▶ EXTRACTED INFORMATION
• • •

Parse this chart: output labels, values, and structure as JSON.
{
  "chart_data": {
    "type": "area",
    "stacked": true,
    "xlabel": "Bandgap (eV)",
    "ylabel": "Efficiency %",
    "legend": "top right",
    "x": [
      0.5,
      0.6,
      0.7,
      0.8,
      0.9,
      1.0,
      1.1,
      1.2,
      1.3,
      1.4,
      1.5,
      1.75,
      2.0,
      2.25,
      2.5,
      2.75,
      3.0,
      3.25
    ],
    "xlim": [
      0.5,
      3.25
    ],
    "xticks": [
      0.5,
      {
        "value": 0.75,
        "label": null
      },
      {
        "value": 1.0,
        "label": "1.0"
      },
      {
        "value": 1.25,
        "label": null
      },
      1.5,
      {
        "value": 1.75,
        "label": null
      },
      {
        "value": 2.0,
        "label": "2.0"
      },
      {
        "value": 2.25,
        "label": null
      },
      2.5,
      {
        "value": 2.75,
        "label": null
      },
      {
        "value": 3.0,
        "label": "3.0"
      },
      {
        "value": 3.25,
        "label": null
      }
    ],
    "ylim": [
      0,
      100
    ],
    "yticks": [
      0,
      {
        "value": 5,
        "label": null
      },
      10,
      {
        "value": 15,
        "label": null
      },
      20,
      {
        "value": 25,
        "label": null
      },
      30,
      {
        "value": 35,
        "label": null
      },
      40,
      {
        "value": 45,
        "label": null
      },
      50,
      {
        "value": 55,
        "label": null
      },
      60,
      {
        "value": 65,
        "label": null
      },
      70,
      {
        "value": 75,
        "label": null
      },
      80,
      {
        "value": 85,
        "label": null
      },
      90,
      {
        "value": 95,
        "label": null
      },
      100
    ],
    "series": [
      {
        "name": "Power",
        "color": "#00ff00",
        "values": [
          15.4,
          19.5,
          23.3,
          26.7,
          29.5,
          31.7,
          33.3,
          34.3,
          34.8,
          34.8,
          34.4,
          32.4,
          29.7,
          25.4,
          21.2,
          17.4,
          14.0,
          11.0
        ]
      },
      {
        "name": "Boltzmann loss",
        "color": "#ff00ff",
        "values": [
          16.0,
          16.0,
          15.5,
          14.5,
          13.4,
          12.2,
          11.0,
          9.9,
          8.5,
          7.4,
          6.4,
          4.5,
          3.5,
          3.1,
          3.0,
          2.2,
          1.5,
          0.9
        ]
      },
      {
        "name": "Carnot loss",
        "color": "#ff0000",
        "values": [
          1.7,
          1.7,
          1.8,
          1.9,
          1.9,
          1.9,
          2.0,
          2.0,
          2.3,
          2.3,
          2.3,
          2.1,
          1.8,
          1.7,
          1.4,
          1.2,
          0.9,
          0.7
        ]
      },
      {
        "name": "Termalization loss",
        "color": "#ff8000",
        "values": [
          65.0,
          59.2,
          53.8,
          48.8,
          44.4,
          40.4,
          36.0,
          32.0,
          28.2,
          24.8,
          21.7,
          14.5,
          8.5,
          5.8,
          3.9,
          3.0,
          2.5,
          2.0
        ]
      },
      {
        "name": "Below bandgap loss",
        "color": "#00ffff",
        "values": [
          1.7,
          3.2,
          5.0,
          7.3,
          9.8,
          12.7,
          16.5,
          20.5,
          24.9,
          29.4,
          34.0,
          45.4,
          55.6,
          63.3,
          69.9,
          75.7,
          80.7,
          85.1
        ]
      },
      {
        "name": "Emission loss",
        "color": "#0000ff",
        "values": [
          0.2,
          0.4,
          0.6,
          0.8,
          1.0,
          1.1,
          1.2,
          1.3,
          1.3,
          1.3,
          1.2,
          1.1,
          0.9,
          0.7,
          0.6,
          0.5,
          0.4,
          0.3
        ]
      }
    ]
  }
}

• • •

▶ REQUIRED WORK
Return every record, word for word.

▶ TASK SOLUTION
Parse this chart: output labels, values, and structure as JSON.
{
  "chart_data": {
    "type": "area",
    "stacked": true,
    "xlabel": "Bandgap (eV)",
    "ylabel": "Efficiency %",
    "legend": "top right",
    "x": [
      0.5,
      0.6,
      0.7,
      0.8,
      0.9,
      1.0,
      1.1,
      1.2,
      1.3,
      1.4,
      1.5,
      1.75,
      2.0,
      2.25,
      2.5,
      2.75,
      3.0,
      3.25
    ],
    "xlim": [
      0.5,
      3.25
    ],
    "xticks": [
      0.5,
      {
        "value": 0.75,
        "label": null
      },
      {
        "value": 1.0,
        "label": "1.0"
      },
      {
        "value": 1.25,
        "label": null
      },
      1.5,
      {
        "value": 1.75,
        "label": null
      },
      {
        "value": 2.0,
        "label": "2.0"
      },
      {
        "value": 2.25,
        "label": null
      },
      2.5,
      {
        "value": 2.75,
        "label": null
      },
      {
        "value": 3.0,
        "label": "3.0"
      },
      {
        "value": 3.25,
        "label": null
      }
    ],
    "ylim": [
      0,
      100
    ],
    "yticks": [
      0,
      {
        "value": 5,
        "label": null
      },
      10,
      {
        "value": 15,
        "label": null
      },
      20,
      {
        "value": 25,
        "label": null
      },
      30,
      {
        "value": 35,
        "label": null
      },
      40,
      {
        "value": 45,
        "label": null
      },
      50,
      {
        "value": 55,
        "label": null
      },
      60,
      {
        "value": 65,
        "label": null
      },
      70,
      {
        "value": 75,
        "label": null
      },
      80,
      {
        "value": 85,
        "label": null
      },
      90,
      {
        "value": 95,
        "label": null
      },
      100
    ],
    "series": [
      {
        "name": "Power",
        "color": "#00ff00",
        "values": [
          15.4,
          19.5,
          23.3,
          26.7,
          29.5,
          31.7,
          33.3,
          34.3,
          34.8,
          34.8,
          34.4,
          32.4,
          29.7,
          25.4,
          21.2,
          17.4,
          14.0,
          11.0
        ]
      },
      {
        "name": "Boltzmann loss",
        "color": "#ff00ff",
        "values": [
          16.0,
          16.0,
          15.5,
          14.5,
          13.4,
          12.2,
          11.0,
          9.9,
          8.5,
          7.4,
          6.4,
          4.5,
          3.5,
          3.1,
          3.0,
          2.2,
          1.5,
          0.9
        ]
      },
      {
        "name": "Carnot loss",
        "color": "#ff0000",
        "values": [
          1.7,
          1.7,
          1.8,
          1.9,
          1.9,
          1.9,
          2.0,
          2.0,
          2.3,
          2.3,
          2.3,
          2.1,
          1.8,
          1.7,
          1.4,
          1.2,
          0.9,
          0.7
        ]
      },
      {
        "name": "Termalization loss",
        "color": "#ff8000",
        "values": [
          65.0,
          59.2,
          53.8,
          48.8,
          44.4,
          40.4,
          36.0,
          32.0,
          28.2,
          24.8,
          21.7,
          14.5,
          8.5,
          5.8,
          3.9,
          3.0,
          2.5,
          2.0
        ]
      },
      {
        "name": "Below bandgap loss",
        "color": "#00ffff",
        "values": [
          1.7,
          3.2,
          5.0,
          7.3,
          9.8,
          12.7,
          16.5,
          20.5,
          24.9,
          29.4,
          34.0,
          45.4,
          55.6,
          63.3,
          69.9,
          75.7,
          80.7,
          85.1
        ]
      },
      {
        "name": "Emission loss",
        "color": "#0000ff",
        "values": [
          0.2,
          0.4,
          0.6,
          0.8,
          1.0,
          1.1,
          1.2,
          1.3,
          1.3,
          1.3,
          1.2,
          1.1,
          0.9,
          0.7,
          0.6,
          0.5,
          0.4,
          0.3
        ]
      }
    ]
  }
}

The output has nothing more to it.